#### To be done:
Provide only the number of lines in the data below that contain the string "page".

#### Given entries:
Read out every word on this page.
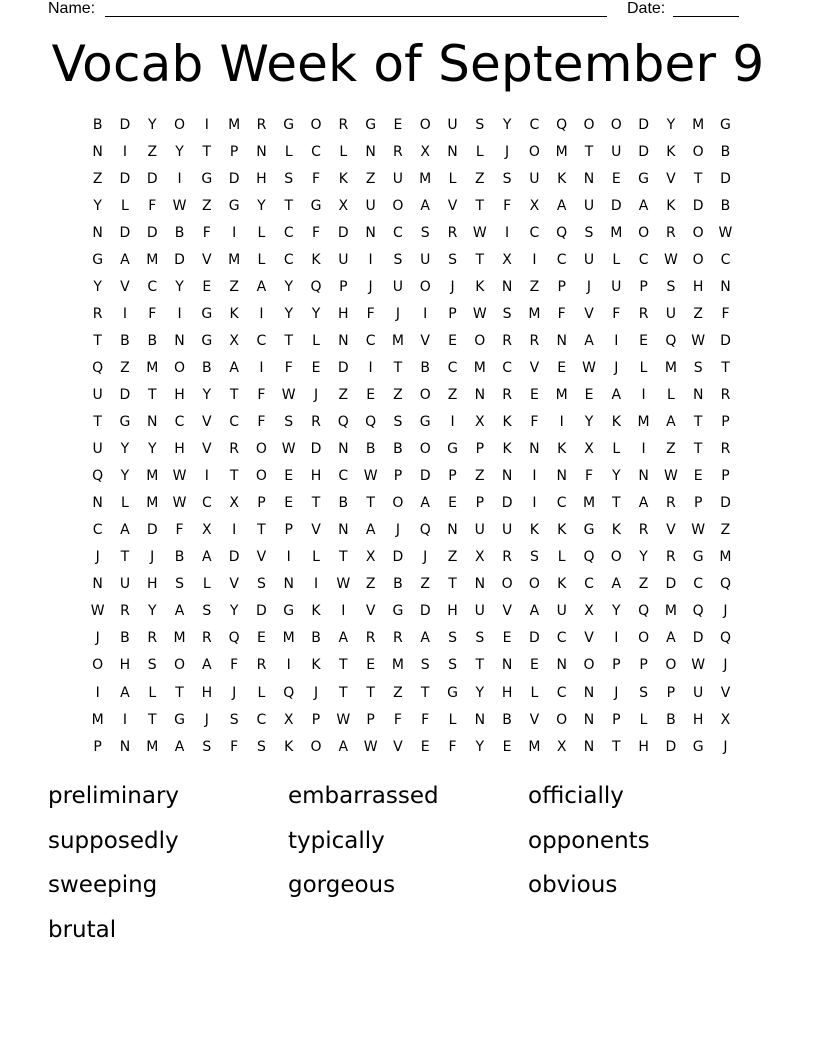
Name:	Date:
Vocab Week of September 9
B	D	Y	O	I	M	R	G	O	R	G	E	O	U	S	Y	C	Q	O	O	D	Y	M	G
N	I	Z	Y	T	P	N	L	C	L	N	R	X	N	L	J	O	M	T	U	D	K	O	B
Z	D	D	I	G	D	H	S	F	K	Z	U	M	L	Z	S	U	K	N	E	G	V	T	D
Y	L	F	W	Z	G	Y	T	G	X	U	O	A	V	T	F	X	A	U	D	A	K	D	B
N	D	D	B	F	I	L	C	F	D	N	C	S	R	W	I	C	Q	S	M	O	R	O	W
G	A	M	D	V	M	L	C	K	U	I	S	U	S	T	X	I	C	U	L	C	W	O	C
Y	V	C	Y	E	Z	A	Y	Q	P	J	U	O	J	K	N	Z	P	J	U	P	S	H	N
R	I	F	I	G	K	I	Y	Y	H	F	J	I	P	W	S	M	F	V	F	R	U	Z	F
T	B	B	N	G	X	C	T	L	N	C	M	V	E	O	R	R	N	A	I	E	Q	W	D
Q	Z	M	O	B	A	I	F	E	D	I	T	B	C	M	C	V	E	W	J	L	M	S	T
U	D	T	H	Y	T	F	W	J	Z	E	Z	O	Z	N	R	E	M	E	A	I	L	N	R
T	G	N	C	V	C	F	S	R	Q	Q	S	G	I	X	K	F	I	Y	K	M	A	T	P
U	Y	Y	H	V	R	O	W	D	N	B	B	O	G	P	K	N	K	X	L	I	Z	T	R
Q	Y	M	W	I	T	O	E	H	C	W	P	D	P	Z	N	I	N	F	Y	N	W	E	P
N	L	M	W	C	X	P	E	T	B	T	O	A	E	P	D	I	C	M	T	A	R	P	D
C	A	D	F	X	I	T	P	V	N	A	J	Q	N	U	U	K	K	G	K	R	V	W	Z
J	T	J	B	A	D	V	I	L	T	X	D	J	Z	X	R	S	L	Q	O	Y	R	G	M
N	U	H	S	L	V	S	N	I	W	Z	B	Z	T	N	O	O	K	C	A	Z	D	C	Q
W	R	Y	A	S	Y	D	G	K	I	V	G	D	H	U	V	A	U	X	Y	Q	M	Q	J
J	B	R	M	R	Q	E	M	B	A	R	R	A	S	S	E	D	C	V	I	O	A	D	Q
O	H	S	O	A	F	R	I	K	T	E	M	S	S	T	N	E	N	O	P	P	O	W	J
I	A	L	T	H	J	L	Q	J	T	T	Z	T	G	Y	H	L	C	N	J	S	P	U	V
M	I	T	G	J	S	C	X	P	W	P	F	F	L	N	B	V	O	N	P	L	B	H	X
P	N	M	A	S	F	S	K	O	A	W	V	E	F	Y	E	M	X	N	T	H	D	G	J
preliminary	embarrassed	officially
supposedly	typically	opponents
sweeping	gorgeous	obvious
brutal
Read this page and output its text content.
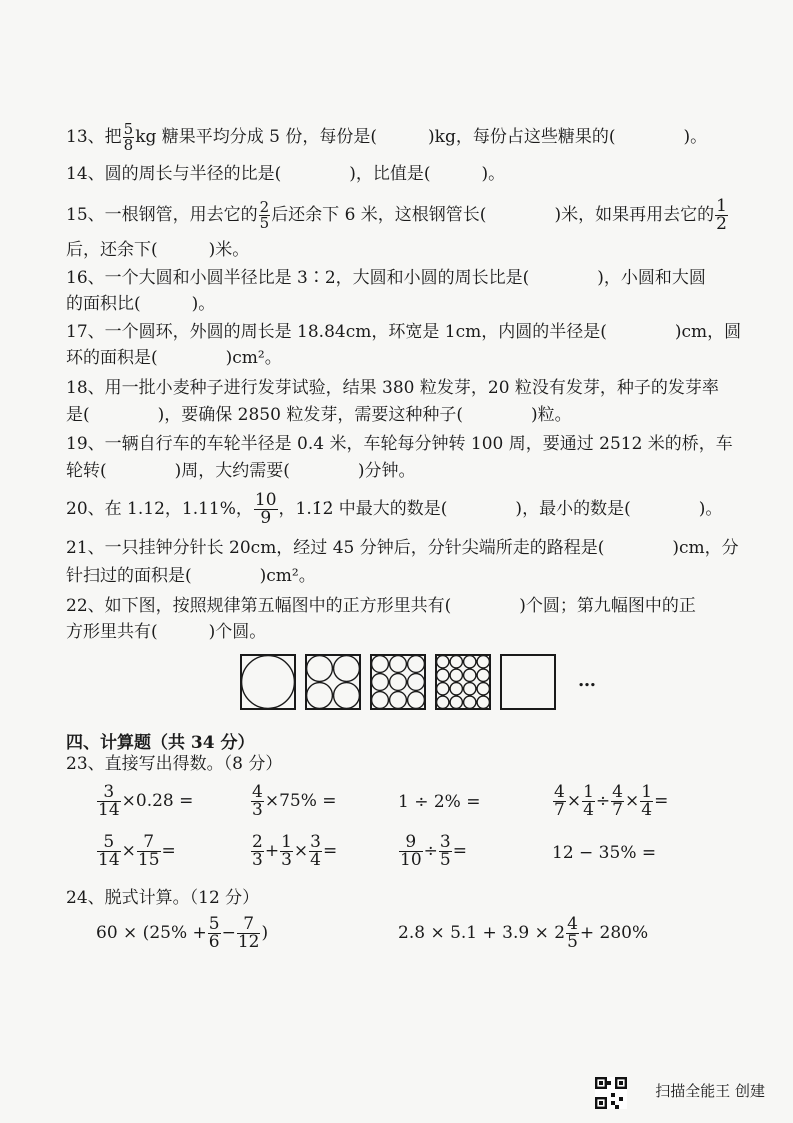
13、把 $\frac{5}{8}$ kg 糖果平均分成 5 份，每份是(　　　)kg，每份占这些糖果的(　　　　)。
14、圆的周长与半径的比是(　　　　)，比值是(　　　)。
15、一根钢管，用去它的 $\frac{2}{5}$ 后还余下 6 米，这根钢管长(　　　　)米，如果再用去它的 $\frac{1}{2}$
后，还余下(　　　)米。
16、一个大圆和小圆半径比是 3∶2，大圆和小圆的周长比是(　　　　)，小圆和大圆
的面积比(　　　)。
17、一个圆环，外圆的周长是 18.84cm，环宽是 1cm，内圆的半径是(　　　　)cm，圆
环的面积是(　　　　)cm²。
18、用一批小麦种子进行发芽试验，结果 380 粒发芽，20 粒没有发芽，种子的发芽率
是(　　　　)，要确保 2850 粒发芽，需要这种种子(　　　　)粒。
19、一辆自行车的车轮半径是 0.4 米，车轮每分钟转 100 周，要通过 2512 米的桥，车
轮转(　　　　)周，大约需要(　　　　)分钟。
20、在 1.12，1.11%， $\frac{10}{9}$ ，1.1̇2̇ 中最大的数是(　　　　)，最小的数是(　　　　)。
21、一只挂钟分针长 20cm，经过 45 分钟后，分针尖端所走的路程是(　　　　)cm，分
针扫过的面积是(　　　　)cm²。
22、如下图，按照规律第五幅图中的正方形里共有(　　　　)个圆；第九幅图中的正
方形里共有(　　　)个圆。
…
四、计算题（共 34 分）
23、直接写出得数。（8 分）
$\frac{3}{14} \times 0.28$ =	$\frac{4}{3} \times 75\%$ =	1 ÷ 2% =	$\frac{4}{7} \times \frac{1}{4} \div \frac{4}{7} \times \frac{1}{4}$ =
$\frac{5}{14} \times \frac{7}{15}$ =	$\frac{2}{3} + \frac{1}{3} \times \frac{3}{4}$ =	$\frac{9}{10} \div \frac{3}{5}$ =	12 − 35% =
24、脱式计算。（12 分）
$60 \times (25\% + \frac{5}{6} - \frac{7}{12}$ )	$2.8 \times 5.1 + 3.9 \times 2 \frac{4}{5} + 280\%$
扫描全能王 创建
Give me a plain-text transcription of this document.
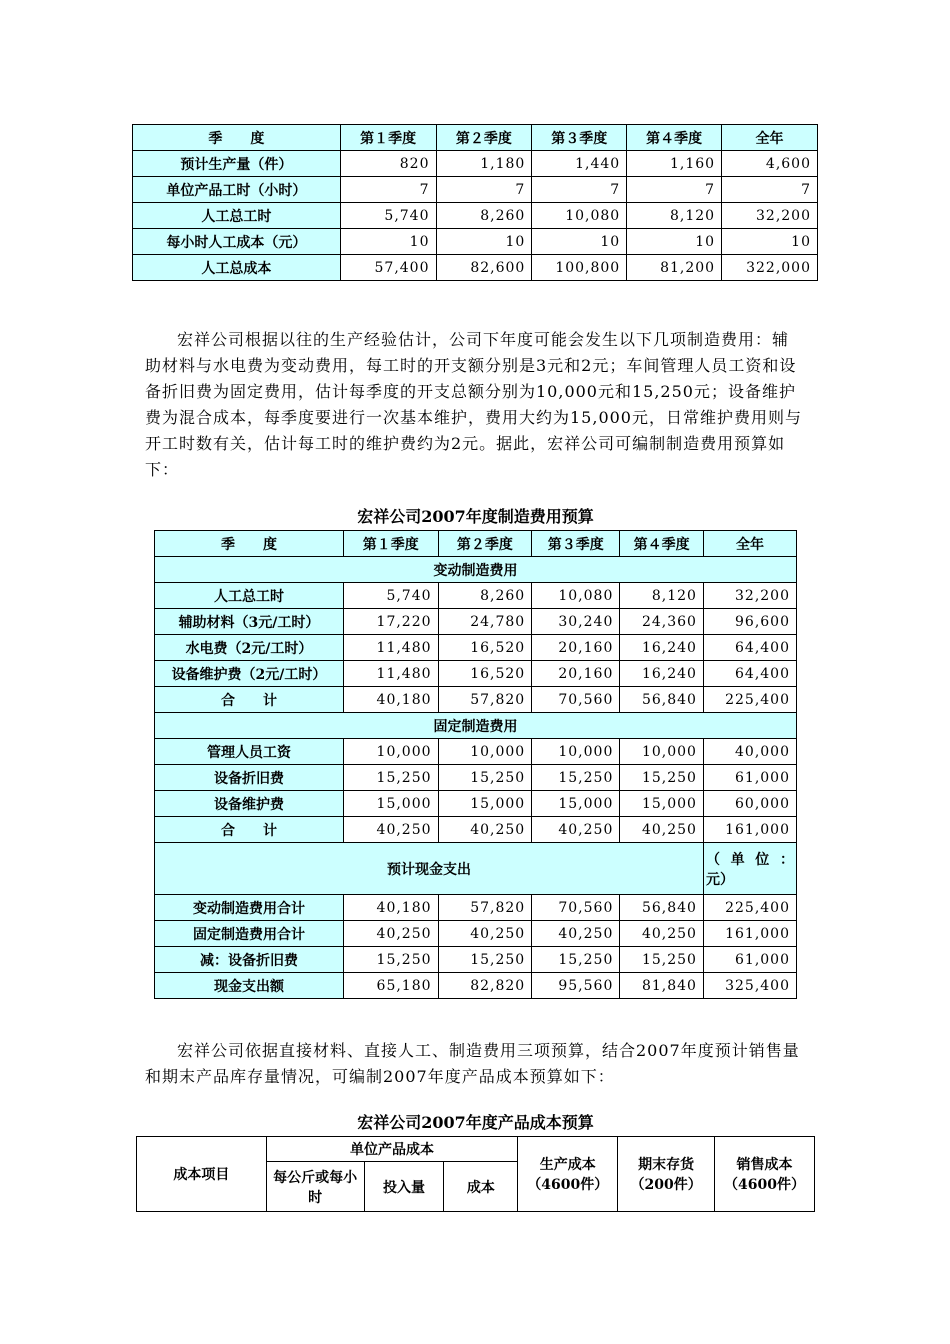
季　　度	第１季度	第２季度	第３季度	第４季度	全年
预计生产量（件）	820	1,180	1,440	1,160	4,600
单位产品工时（小时）	7	7	7	7	7
人工总工时	5,740	8,260	10,080	8,120	32,200
每小时人工成本（元）	10	10	10	10	10
人工总成本	57,400	82,600	100,800	81,200	322,000

宏祥公司根据以往的生产经验估计，公司下年度可能会发生以下几项制造费用：辅助材料与水电费为变动费用，每工时的开支额分别是3元和2元；车间管理人员工资和设备折旧费为固定费用，估计每季度的开支总额分别为10,000元和15,250元；设备维护费为混合成本，每季度要进行一次基本维护，费用大约为15,000元，日常维护费用则与开工时数有关，估计每工时的维护费约为2元。据此，宏祥公司可编制制造费用预算如下：

宏祥公司2007年度制造费用预算
季　　度	第１季度	第２季度	第３季度	第４季度	全年
变动制造费用					
人工总工时	5,740	8,260	10,080	8,120	32,200
辅助材料（3元/工时）	17,220	24,780	30,240	24,360	96,600
水电费（2元/工时）	11,480	16,520	20,160	16,240	64,400
设备维护费（2元/工时）	11,480	16,520	20,160	16,240	64,400
合　　计	40,180	57,820	70,560	56,840	225,400
固定制造费用					
管理人员工资	10,000	10,000	10,000	10,000	40,000
设备折旧费	15,250	15,250	15,250	15,250	61,000
设备维护费	15,000	15,000	15,000	15,000	60,000
合　　计	40,250	40,250	40,250	40,250	161,000
预计现金支出					（单位：
元）
变动制造费用合计	40,180	57,820	70,560	56,840	225,400
固定制造费用合计	40,250	40,250	40,250	40,250	161,000
减：设备折旧费	15,250	15,250	15,250	15,250	61,000
现金支出额	65,180	82,820	95,560	81,840	325,400

宏祥公司依据直接材料、直接人工、制造费用三项预算，结合2007年度预计销售量和期末产品库存量情况，可编制2007年度产品成本预算如下：

宏祥公司2007年度产品成本预算
成本项目	单位产品成本			生产成本（4600件）	期末存货（200件）	销售成本（4600件）
	每公斤或每小时	投入量	成本			
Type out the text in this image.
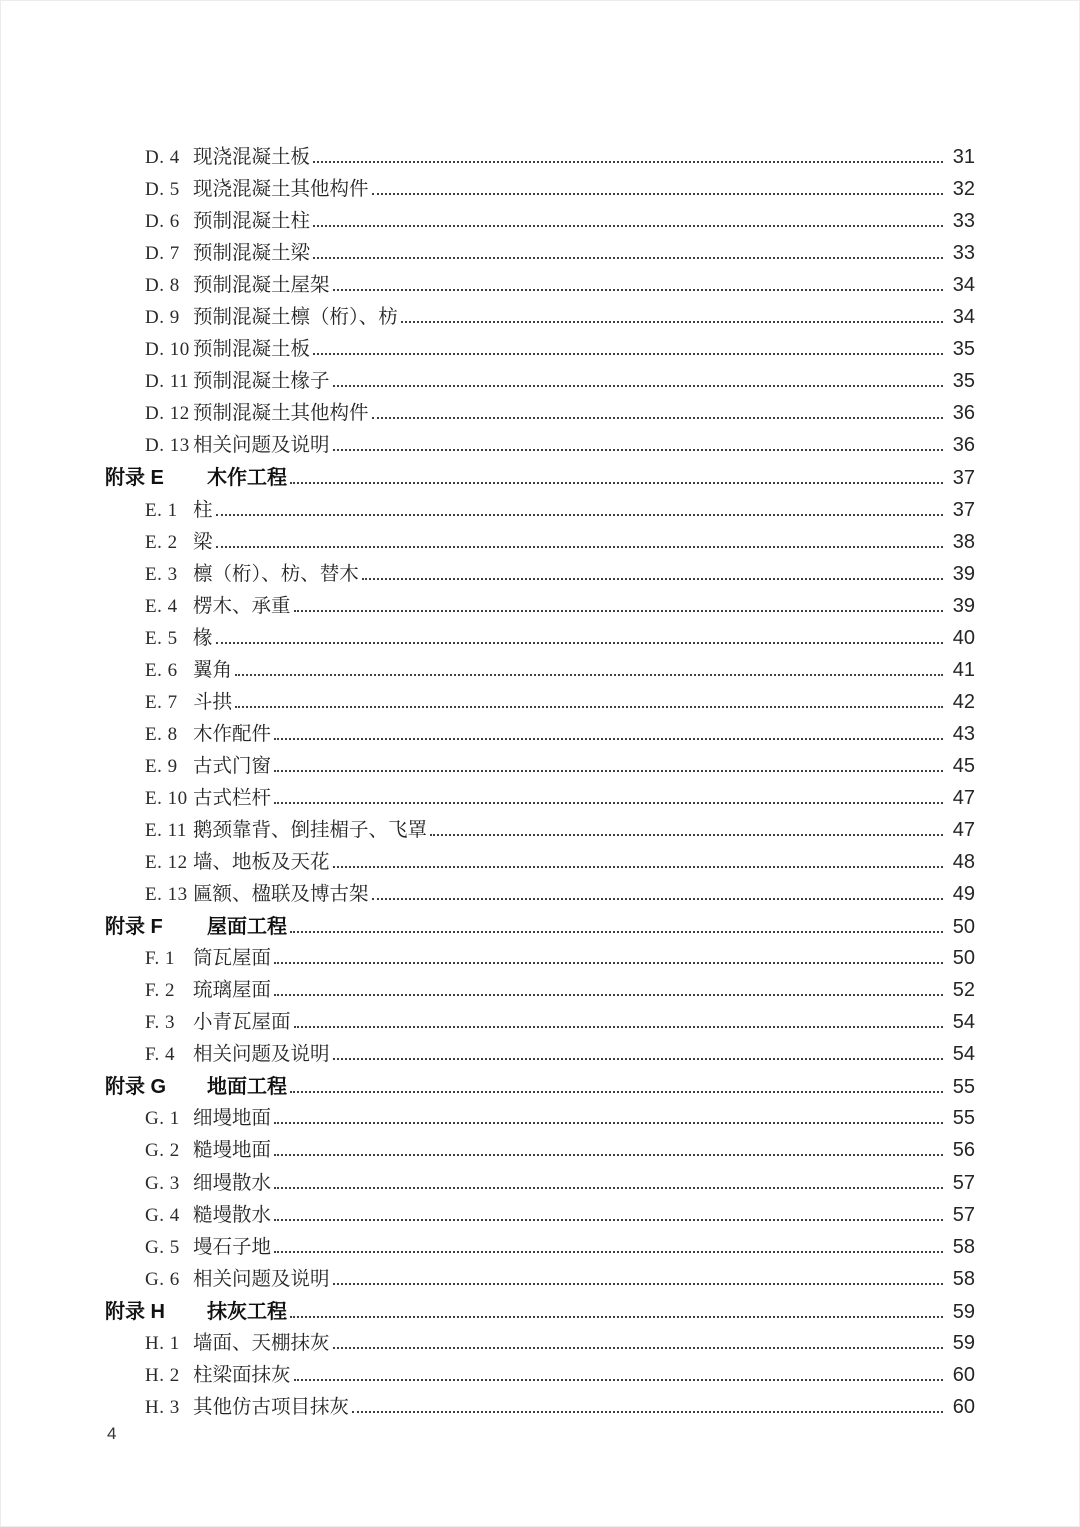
D. 4 现浇混凝土板	31
D. 5 现浇混凝土其他构件	32
D. 6 预制混凝土柱	33
D. 7 预制混凝土梁	33
D. 8 预制混凝土屋架	34
D. 9 预制混凝土檩（桁）、枋	34
D. 10 预制混凝土板	35
D. 11 预制混凝土椽子	35
D. 12 预制混凝土其他构件	36
D. 13 相关问题及说明	36
附录 E	木作工程	37
E. 1 柱	37
E. 2 梁	38
E. 3 檩（桁）、枋、替木	39
E. 4 楞木、承重	39
E. 5 椽	40
E. 6 翼角	41
E. 7 斗拱	42
E. 8 木作配件	43
E. 9 古式门窗	45
E. 10 古式栏杆	47
E. 11 鹅颈靠背、倒挂楣子、飞罩	47
E. 12 墙、地板及天花	48
E. 13 匾额、楹联及博古架	49
附录 F	屋面工程	50
F. 1 筒瓦屋面	50
F. 2 琉璃屋面	52
F. 3 小青瓦屋面	54
F. 4 相关问题及说明	54
附录 G	地面工程	55
G. 1 细墁地面	55
G. 2 糙墁地面	56
G. 3 细墁散水	57
G. 4 糙墁散水	57
G. 5 墁石子地	58
G. 6 相关问题及说明	58
附录 H	抹灰工程	59
H. 1 墙面、天棚抹灰	59
H. 2 柱梁面抹灰	60
H. 3 其他仿古项目抹灰	60
4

#### Finished answer:
2